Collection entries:
○ ○ ○ ○ ○

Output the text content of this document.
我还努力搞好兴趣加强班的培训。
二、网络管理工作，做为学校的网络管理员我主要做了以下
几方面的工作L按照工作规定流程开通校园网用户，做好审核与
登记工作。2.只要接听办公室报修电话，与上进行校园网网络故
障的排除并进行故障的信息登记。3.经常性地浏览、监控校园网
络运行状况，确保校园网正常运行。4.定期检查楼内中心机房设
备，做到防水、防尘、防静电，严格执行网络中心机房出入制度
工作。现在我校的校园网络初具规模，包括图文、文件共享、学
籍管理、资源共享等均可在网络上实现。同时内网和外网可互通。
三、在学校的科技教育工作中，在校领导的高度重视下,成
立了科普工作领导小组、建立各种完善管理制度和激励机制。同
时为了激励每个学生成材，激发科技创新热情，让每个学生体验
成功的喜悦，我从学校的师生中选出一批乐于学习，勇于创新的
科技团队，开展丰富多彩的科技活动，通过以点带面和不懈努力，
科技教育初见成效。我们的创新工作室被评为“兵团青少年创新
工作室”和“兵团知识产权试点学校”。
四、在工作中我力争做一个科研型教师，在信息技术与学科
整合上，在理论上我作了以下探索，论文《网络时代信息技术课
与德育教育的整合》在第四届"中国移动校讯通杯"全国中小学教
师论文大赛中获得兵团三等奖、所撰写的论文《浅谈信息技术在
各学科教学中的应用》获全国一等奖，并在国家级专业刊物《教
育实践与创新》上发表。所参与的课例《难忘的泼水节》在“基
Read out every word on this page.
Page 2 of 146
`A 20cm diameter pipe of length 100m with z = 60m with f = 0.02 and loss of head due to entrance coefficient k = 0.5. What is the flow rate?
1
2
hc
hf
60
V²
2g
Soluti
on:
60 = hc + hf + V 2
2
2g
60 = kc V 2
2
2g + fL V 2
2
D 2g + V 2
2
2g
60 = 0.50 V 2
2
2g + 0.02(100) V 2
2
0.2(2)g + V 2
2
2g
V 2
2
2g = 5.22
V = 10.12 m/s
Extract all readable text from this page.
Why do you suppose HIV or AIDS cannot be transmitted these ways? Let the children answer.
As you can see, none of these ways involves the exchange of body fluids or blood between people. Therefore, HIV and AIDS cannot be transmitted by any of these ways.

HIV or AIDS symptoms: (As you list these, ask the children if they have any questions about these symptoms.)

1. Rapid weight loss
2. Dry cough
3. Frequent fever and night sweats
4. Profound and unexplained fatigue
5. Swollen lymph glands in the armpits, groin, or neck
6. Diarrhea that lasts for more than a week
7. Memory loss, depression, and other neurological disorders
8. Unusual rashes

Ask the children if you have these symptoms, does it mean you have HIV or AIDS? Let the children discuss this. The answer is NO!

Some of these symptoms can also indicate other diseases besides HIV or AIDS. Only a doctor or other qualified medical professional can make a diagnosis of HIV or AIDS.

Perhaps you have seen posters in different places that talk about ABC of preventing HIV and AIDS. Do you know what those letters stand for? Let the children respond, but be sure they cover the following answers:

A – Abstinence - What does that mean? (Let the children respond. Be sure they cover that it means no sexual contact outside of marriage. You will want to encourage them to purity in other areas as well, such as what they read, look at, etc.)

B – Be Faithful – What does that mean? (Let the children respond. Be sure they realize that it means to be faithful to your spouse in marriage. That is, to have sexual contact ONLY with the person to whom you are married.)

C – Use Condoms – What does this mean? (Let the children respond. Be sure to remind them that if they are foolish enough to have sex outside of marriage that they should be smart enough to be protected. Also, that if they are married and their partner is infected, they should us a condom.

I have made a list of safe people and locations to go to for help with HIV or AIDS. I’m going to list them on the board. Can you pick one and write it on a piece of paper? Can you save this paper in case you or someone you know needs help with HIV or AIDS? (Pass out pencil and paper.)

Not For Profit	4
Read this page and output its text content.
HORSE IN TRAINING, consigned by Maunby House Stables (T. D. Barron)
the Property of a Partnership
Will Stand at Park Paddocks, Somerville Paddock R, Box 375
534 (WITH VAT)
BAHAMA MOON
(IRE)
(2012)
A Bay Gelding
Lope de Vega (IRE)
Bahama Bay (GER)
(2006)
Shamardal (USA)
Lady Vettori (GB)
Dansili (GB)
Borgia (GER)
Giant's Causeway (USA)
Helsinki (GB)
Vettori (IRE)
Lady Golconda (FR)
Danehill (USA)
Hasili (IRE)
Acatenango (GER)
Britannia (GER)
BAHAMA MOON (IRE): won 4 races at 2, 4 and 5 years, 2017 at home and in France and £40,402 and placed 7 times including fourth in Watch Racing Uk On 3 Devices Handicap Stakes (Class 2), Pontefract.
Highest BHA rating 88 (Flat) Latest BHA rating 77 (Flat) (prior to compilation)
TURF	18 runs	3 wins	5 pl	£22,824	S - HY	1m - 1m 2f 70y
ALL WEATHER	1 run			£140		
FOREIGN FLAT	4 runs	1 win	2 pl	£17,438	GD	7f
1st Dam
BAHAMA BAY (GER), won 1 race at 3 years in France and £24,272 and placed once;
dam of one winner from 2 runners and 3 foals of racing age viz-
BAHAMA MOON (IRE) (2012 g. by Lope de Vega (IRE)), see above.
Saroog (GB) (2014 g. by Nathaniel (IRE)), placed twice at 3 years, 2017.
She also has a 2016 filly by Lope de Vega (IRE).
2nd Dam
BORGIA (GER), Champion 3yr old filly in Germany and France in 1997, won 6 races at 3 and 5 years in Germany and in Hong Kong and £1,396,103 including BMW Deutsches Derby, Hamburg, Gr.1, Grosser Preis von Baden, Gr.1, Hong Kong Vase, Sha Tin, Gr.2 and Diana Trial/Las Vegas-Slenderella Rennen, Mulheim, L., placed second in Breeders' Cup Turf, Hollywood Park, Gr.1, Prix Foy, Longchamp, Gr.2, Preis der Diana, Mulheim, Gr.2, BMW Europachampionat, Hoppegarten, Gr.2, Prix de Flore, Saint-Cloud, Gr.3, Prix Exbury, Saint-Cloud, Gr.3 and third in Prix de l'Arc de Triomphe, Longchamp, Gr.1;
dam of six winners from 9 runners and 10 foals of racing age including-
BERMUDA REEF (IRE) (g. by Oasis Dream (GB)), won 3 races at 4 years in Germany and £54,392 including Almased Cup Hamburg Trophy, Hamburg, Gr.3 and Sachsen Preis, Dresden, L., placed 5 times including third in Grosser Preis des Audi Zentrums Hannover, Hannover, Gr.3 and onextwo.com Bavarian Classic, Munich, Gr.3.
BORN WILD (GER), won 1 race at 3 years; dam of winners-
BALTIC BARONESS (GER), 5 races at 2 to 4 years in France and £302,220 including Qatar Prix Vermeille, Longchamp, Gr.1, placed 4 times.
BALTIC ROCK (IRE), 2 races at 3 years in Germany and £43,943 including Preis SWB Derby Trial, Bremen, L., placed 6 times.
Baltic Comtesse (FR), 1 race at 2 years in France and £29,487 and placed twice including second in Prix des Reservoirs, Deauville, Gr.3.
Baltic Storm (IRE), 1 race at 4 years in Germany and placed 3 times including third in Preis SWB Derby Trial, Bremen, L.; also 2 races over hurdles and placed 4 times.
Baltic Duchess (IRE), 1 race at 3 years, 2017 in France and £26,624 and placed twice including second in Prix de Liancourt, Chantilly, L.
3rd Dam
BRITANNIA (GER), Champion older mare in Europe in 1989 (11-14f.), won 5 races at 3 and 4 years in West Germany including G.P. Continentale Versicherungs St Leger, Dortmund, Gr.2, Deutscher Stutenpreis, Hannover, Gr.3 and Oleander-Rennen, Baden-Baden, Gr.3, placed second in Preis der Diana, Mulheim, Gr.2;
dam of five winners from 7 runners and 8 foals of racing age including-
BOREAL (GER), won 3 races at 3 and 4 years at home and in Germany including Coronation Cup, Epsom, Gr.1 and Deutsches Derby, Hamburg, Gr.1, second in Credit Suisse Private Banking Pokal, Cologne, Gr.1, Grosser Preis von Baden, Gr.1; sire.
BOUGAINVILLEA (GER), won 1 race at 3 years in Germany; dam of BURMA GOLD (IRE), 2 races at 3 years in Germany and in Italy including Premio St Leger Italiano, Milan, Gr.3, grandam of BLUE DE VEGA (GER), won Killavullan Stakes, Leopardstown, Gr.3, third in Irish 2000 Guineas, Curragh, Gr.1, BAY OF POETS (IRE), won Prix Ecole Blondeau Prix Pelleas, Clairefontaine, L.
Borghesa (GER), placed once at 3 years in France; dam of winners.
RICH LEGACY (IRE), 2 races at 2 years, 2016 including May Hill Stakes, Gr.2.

○ ○ ○ ○ ○

§ Exercise brief: Extract each line holding the string "them".

§ Final result:
A – Abstinence - What does that mean? (Let the children respond. Be sure they cover that it means no sexual contact outside of marriage. You will want to encourage them to purity in other areas as well, such as what they read, look at, etc.)
C – Use Condoms – What does this mean? (Let the children respond. Be sure to remind them that if they are foolish enough to have sex outside of marriage that they should be smart enough to be protected. Also, that if they are married and their partner is infected, they should us a condom.
I have made a list of safe people and locations to go to for help with HIV or AIDS. I’m going to list them on the board. Can you pick one and write it on a piece of paper? Can you save this paper in case you or someone you know needs help with HIV or AIDS? (Pass out pencil and paper.)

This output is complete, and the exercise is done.